Reproduce all the entries exactly and keep the pictures out.

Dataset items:

━━━

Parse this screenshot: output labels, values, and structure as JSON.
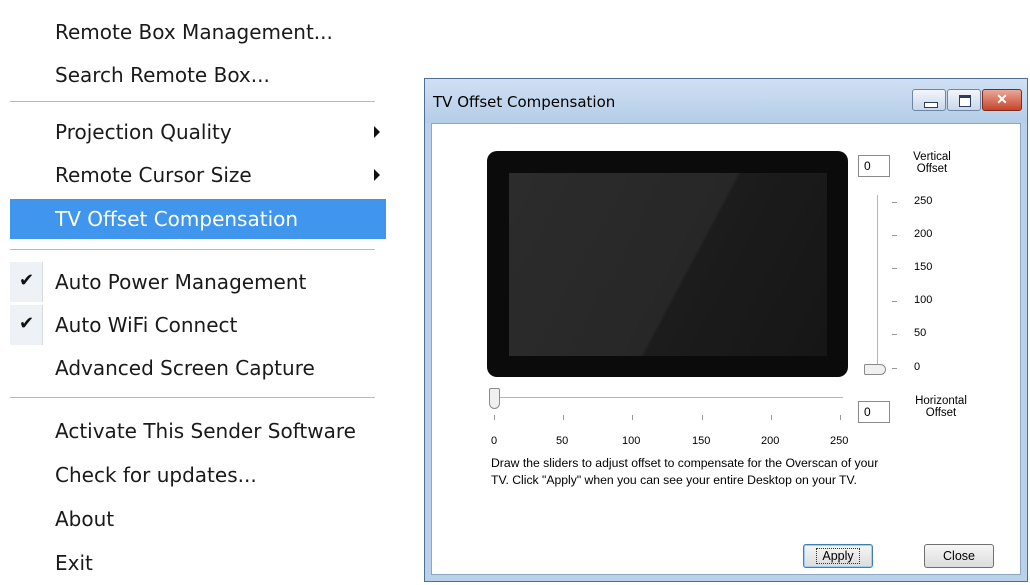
{
  "menu": {
    "items": [
      {
        "label": "Remote Box Management..."
      },
      {
        "label": "Search Remote Box..."
      },
      {
        "label": "Projection Quality"
      },
      {
        "label": "Remote Cursor Size"
      },
      {
        "label": "TV Offset Compensation"
      },
      {
        "label": "Auto Power Management"
      },
      {
        "label": "Auto WiFi Connect"
      },
      {
        "label": "Advanced Screen Capture"
      },
      {
        "label": "Activate This Sender Software"
      },
      {
        "label": "Check for updates..."
      },
      {
        "label": "About"
      },
      {
        "label": "Exit"
      }
    ],
    "highlight_color": "#3f96ec"
  },
  "dialog": {
    "title": "TV Offset Compensation",
    "vertical": {
      "value": "0",
      "caption_line1": "Vertical",
      "caption_line2": "Offset",
      "ticks": [
        "250",
        "200",
        "150",
        "100",
        "50",
        "0"
      ]
    },
    "horizontal": {
      "value": "0",
      "caption_line1": "Horizontal",
      "caption_line2": "Offset",
      "ticks": [
        "0",
        "50",
        "100",
        "150",
        "200",
        "250"
      ]
    },
    "instructions_line1": "Draw the sliders to adjust offset to compensate for the Overscan of your",
    "instructions_line2": "TV. Click \"Apply\" when you can see your entire Desktop on your TV.",
    "apply_label": "Apply",
    "close_label": "Close"
  }
}
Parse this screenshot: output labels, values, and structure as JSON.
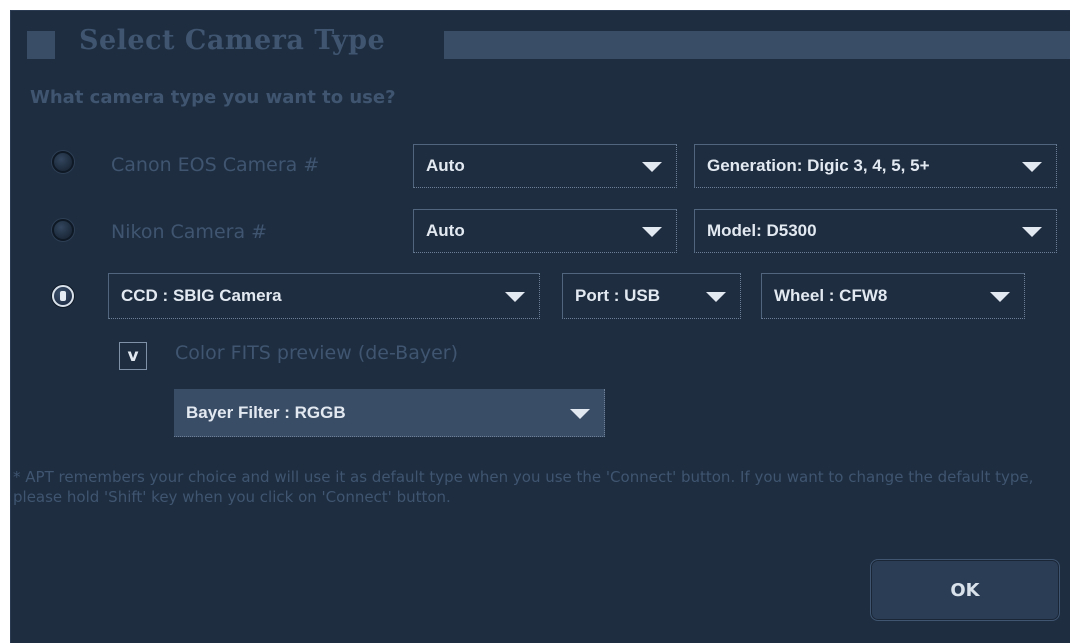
{
  "dialog": {
    "title": "Select Camera Type",
    "question": "What camera type you want to use?"
  },
  "options": {
    "canon": {
      "label": "Canon EOS Camera #",
      "selected": false,
      "camera_dropdown": "Auto",
      "generation_dropdown": "Generation: Digic 3, 4, 5, 5+"
    },
    "nikon": {
      "label": "Nikon Camera #",
      "selected": false,
      "camera_dropdown": "Auto",
      "model_dropdown": "Model: D5300"
    },
    "ccd": {
      "selected": true,
      "type_dropdown": "CCD : SBIG Camera",
      "port_dropdown": "Port : USB",
      "wheel_dropdown": "Wheel : CFW8",
      "color_preview": {
        "checked": true,
        "check_mark": "v",
        "label": "Color FITS preview (de-Bayer)"
      },
      "bayer_dropdown": "Bayer Filter : RGGB"
    }
  },
  "note": "* APT remembers your choice and will use it as default type when you use the 'Connect' button. If you want to change the default type, please hold 'Shift' key when you click on 'Connect' button.",
  "ok_button": "OK",
  "colors": {
    "background": "#1e2d40",
    "panel": "#3a4d66",
    "muted_text": "#3f5570",
    "bright_text": "#e3e9f1"
  }
}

━━━

» Exercise response:
Parse this screenshot: output labels, values, and structure as JSON.
{
  "menu": {
    "items": [
      {
        "label": "Remote Box Management..."
      },
      {
        "label": "Search Remote Box..."
      },
      {
        "label": "Projection Quality"
      },
      {
        "label": "Remote Cursor Size"
      },
      {
        "label": "TV Offset Compensation"
      },
      {
        "label": "Auto Power Management"
      },
      {
        "label": "Auto WiFi Connect"
      },
      {
        "label": "Advanced Screen Capture"
      },
      {
        "label": "Activate This Sender Software"
      },
      {
        "label": "Check for updates..."
      },
      {
        "label": "About"
      },
      {
        "label": "Exit"
      }
    ],
    "highlight_color": "#3f96ec"
  },
  "dialog": {
    "title": "TV Offset Compensation",
    "vertical": {
      "value": "0",
      "caption_line1": "Vertical",
      "caption_line2": "Offset",
      "ticks": [
        "250",
        "200",
        "150",
        "100",
        "50",
        "0"
      ]
    },
    "horizontal": {
      "value": "0",
      "caption_line1": "Horizontal",
      "caption_line2": "Offset",
      "ticks": [
        "0",
        "50",
        "100",
        "150",
        "200",
        "250"
      ]
    },
    "instructions_line1": "Draw the sliders to adjust offset to compensate for the Overscan of your",
    "instructions_line2": "TV. Click \"Apply\" when you can see your entire Desktop on your TV.",
    "apply_label": "Apply",
    "close_label": "Close"
  }
}
Parse this screenshot: output labels, values, and structure as JSON.
{
  "dialog": {
    "title": "Select Camera Type",
    "question": "What camera type you want to use?"
  },
  "options": {
    "canon": {
      "label": "Canon EOS Camera #",
      "selected": false,
      "camera_dropdown": "Auto",
      "generation_dropdown": "Generation: Digic 3, 4, 5, 5+"
    },
    "nikon": {
      "label": "Nikon Camera #",
      "selected": false,
      "camera_dropdown": "Auto",
      "model_dropdown": "Model: D5300"
    },
    "ccd": {
      "selected": true,
      "type_dropdown": "CCD : SBIG Camera",
      "port_dropdown": "Port : USB",
      "wheel_dropdown": "Wheel : CFW8",
      "color_preview": {
        "checked": true,
        "check_mark": "v",
        "label": "Color FITS preview (de-Bayer)"
      },
      "bayer_dropdown": "Bayer Filter : RGGB"
    }
  },
  "note": "* APT remembers your choice and will use it as default type when you use the 'Connect' button. If you want to change the default type, please hold 'Shift' key when you click on 'Connect' button.",
  "ok_button": "OK",
  "colors": {
    "background": "#1e2d40",
    "panel": "#3a4d66",
    "muted_text": "#3f5570",
    "bright_text": "#e3e9f1"
  }
}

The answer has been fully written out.